Your objective:
Pull out every line below containing the word "Bogusław".

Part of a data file
..........
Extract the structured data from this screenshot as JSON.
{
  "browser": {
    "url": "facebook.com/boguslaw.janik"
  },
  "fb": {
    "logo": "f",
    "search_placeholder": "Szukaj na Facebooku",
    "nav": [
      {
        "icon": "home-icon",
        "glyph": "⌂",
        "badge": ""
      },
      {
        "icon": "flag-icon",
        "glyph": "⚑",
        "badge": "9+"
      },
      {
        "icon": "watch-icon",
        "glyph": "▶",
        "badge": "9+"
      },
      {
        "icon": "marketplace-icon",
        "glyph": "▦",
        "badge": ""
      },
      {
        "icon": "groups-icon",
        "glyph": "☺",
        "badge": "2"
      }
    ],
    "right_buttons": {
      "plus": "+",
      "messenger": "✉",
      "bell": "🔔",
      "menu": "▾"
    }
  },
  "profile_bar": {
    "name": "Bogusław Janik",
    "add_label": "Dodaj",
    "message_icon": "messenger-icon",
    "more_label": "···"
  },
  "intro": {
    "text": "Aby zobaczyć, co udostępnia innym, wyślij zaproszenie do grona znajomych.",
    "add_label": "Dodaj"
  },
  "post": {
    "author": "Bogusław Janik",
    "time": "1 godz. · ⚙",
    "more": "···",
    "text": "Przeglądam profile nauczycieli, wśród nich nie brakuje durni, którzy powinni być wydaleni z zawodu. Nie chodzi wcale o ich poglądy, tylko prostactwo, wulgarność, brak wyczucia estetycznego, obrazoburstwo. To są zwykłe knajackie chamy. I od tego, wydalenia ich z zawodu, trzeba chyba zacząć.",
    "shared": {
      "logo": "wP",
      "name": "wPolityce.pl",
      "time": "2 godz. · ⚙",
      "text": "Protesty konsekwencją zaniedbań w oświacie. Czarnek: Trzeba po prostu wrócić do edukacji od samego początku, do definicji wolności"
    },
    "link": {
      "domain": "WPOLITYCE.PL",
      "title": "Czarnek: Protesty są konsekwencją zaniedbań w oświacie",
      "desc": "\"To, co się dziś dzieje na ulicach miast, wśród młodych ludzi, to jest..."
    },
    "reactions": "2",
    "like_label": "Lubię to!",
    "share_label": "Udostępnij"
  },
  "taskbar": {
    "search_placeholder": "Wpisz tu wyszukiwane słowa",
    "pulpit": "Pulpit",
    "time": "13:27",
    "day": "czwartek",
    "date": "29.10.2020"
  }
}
..........
Solution for this task:
    "name": "Bogusław Janik",
    "author": "Bogusław Janik",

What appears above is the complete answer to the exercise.